- _Data records_
== == ==
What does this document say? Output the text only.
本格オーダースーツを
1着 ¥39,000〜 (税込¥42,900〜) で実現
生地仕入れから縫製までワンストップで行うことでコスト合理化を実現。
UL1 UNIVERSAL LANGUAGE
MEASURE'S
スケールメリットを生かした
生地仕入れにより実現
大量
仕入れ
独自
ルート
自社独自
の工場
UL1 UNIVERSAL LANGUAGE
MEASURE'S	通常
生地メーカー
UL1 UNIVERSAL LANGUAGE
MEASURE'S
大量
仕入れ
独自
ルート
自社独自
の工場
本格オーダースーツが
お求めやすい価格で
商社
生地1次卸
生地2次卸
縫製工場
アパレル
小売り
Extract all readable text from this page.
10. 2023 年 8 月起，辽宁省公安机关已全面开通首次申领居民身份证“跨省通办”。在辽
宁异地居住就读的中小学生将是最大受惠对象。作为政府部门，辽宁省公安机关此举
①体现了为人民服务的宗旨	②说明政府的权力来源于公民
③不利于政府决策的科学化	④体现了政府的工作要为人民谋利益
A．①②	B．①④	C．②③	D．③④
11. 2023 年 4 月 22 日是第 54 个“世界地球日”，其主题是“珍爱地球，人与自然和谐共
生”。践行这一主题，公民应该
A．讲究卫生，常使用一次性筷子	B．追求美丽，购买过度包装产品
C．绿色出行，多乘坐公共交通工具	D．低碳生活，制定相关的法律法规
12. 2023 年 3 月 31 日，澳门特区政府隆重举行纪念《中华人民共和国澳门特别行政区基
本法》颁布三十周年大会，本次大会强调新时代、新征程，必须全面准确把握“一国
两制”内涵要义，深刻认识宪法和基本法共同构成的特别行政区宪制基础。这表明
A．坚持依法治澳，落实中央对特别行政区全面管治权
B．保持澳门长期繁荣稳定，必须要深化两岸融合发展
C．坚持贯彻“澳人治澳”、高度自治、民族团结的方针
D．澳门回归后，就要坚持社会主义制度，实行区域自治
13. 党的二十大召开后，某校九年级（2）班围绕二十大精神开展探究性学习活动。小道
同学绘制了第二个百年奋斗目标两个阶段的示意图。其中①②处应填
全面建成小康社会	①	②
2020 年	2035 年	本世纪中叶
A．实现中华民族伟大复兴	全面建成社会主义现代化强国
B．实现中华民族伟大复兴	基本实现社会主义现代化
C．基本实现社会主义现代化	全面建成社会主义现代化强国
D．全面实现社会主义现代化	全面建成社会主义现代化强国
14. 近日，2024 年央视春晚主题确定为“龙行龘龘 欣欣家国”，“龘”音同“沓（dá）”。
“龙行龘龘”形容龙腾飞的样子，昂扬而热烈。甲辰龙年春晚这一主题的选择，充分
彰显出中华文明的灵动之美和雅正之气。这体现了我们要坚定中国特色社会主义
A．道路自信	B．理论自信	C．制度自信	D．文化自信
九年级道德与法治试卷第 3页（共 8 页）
== == ==
- _Task to complete_
Retype all the records, matching them exactly.

- _Task output_
What does this document say? Output the text only.
本格オーダースーツを
1着 ¥39,000〜 (税込¥42,900〜) で実現
生地仕入れから縫製までワンストップで行うことでコスト合理化を実現。
UL1 UNIVERSAL LANGUAGE
MEASURE'S
スケールメリットを生かした
生地仕入れにより実現
大量
仕入れ
独自
ルート
自社独自
の工場
UL1 UNIVERSAL LANGUAGE
MEASURE'S	通常
生地メーカー
UL1 UNIVERSAL LANGUAGE
MEASURE'S
大量
仕入れ
独自
ルート
自社独自
の工場
本格オーダースーツが
お求めやすい価格で
商社
生地1次卸
生地2次卸
縫製工場
アパレル
小売り
Extract all readable text from this page.
10. 2023 年 8 月起，辽宁省公安机关已全面开通首次申领居民身份证“跨省通办”。在辽
宁异地居住就读的中小学生将是最大受惠对象。作为政府部门，辽宁省公安机关此举
①体现了为人民服务的宗旨	②说明政府的权力来源于公民
③不利于政府决策的科学化	④体现了政府的工作要为人民谋利益
A．①②	B．①④	C．②③	D．③④
11. 2023 年 4 月 22 日是第 54 个“世界地球日”，其主题是“珍爱地球，人与自然和谐共
生”。践行这一主题，公民应该
A．讲究卫生，常使用一次性筷子	B．追求美丽，购买过度包装产品
C．绿色出行，多乘坐公共交通工具	D．低碳生活，制定相关的法律法规
12. 2023 年 3 月 31 日，澳门特区政府隆重举行纪念《中华人民共和国澳门特别行政区基
本法》颁布三十周年大会，本次大会强调新时代、新征程，必须全面准确把握“一国
两制”内涵要义，深刻认识宪法和基本法共同构成的特别行政区宪制基础。这表明
A．坚持依法治澳，落实中央对特别行政区全面管治权
B．保持澳门长期繁荣稳定，必须要深化两岸融合发展
C．坚持贯彻“澳人治澳”、高度自治、民族团结的方针
D．澳门回归后，就要坚持社会主义制度，实行区域自治
13. 党的二十大召开后，某校九年级（2）班围绕二十大精神开展探究性学习活动。小道
同学绘制了第二个百年奋斗目标两个阶段的示意图。其中①②处应填
全面建成小康社会	①	②
2020 年	2035 年	本世纪中叶
A．实现中华民族伟大复兴	全面建成社会主义现代化强国
B．实现中华民族伟大复兴	基本实现社会主义现代化
C．基本实现社会主义现代化	全面建成社会主义现代化强国
D．全面实现社会主义现代化	全面建成社会主义现代化强国
14. 近日，2024 年央视春晚主题确定为“龙行龘龘 欣欣家国”，“龘”音同“沓（dá）”。
“龙行龘龘”形容龙腾飞的样子，昂扬而热烈。甲辰龙年春晚这一主题的选择，充分
彰显出中华文明的灵动之美和雅正之气。这体现了我们要坚定中国特色社会主义
A．道路自信	B．理论自信	C．制度自信	D．文化自信
九年级道德与法治试卷第 3页（共 8 页）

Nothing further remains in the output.